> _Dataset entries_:
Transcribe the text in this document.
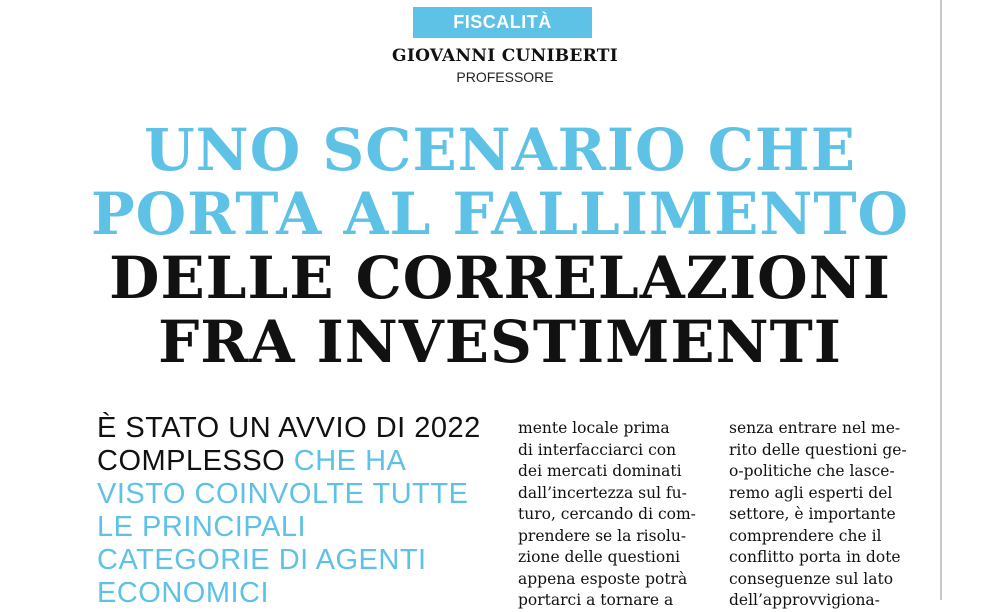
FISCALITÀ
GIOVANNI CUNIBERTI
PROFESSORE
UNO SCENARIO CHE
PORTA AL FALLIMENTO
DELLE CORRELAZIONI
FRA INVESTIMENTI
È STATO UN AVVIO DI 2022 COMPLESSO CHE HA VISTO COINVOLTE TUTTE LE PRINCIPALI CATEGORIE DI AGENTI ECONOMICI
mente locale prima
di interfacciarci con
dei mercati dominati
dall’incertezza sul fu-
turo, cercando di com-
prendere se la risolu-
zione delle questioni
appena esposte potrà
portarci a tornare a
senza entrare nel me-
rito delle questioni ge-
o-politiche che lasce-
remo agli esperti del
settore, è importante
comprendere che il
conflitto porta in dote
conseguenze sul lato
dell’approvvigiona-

> _Your objective_: Give all the entries again exactly, dropping each picture.

> _Exercise response_:
Transcribe the text in this document.
FISCALITÀ
GIOVANNI CUNIBERTI
PROFESSORE
UNO SCENARIO CHE
PORTA AL FALLIMENTO
DELLE CORRELAZIONI
FRA INVESTIMENTI
È STATO UN AVVIO DI 2022 COMPLESSO CHE HA VISTO COINVOLTE TUTTE LE PRINCIPALI CATEGORIE DI AGENTI ECONOMICI
mente locale prima
di interfacciarci con
dei mercati dominati
dall’incertezza sul fu-
turo, cercando di com-
prendere se la risolu-
zione delle questioni
appena esposte potrà
portarci a tornare a
senza entrare nel me-
rito delle questioni ge-
o-politiche che lasce-
remo agli esperti del
settore, è importante
comprendere che il
conflitto porta in dote
conseguenze sul lato
dell’approvvigiona-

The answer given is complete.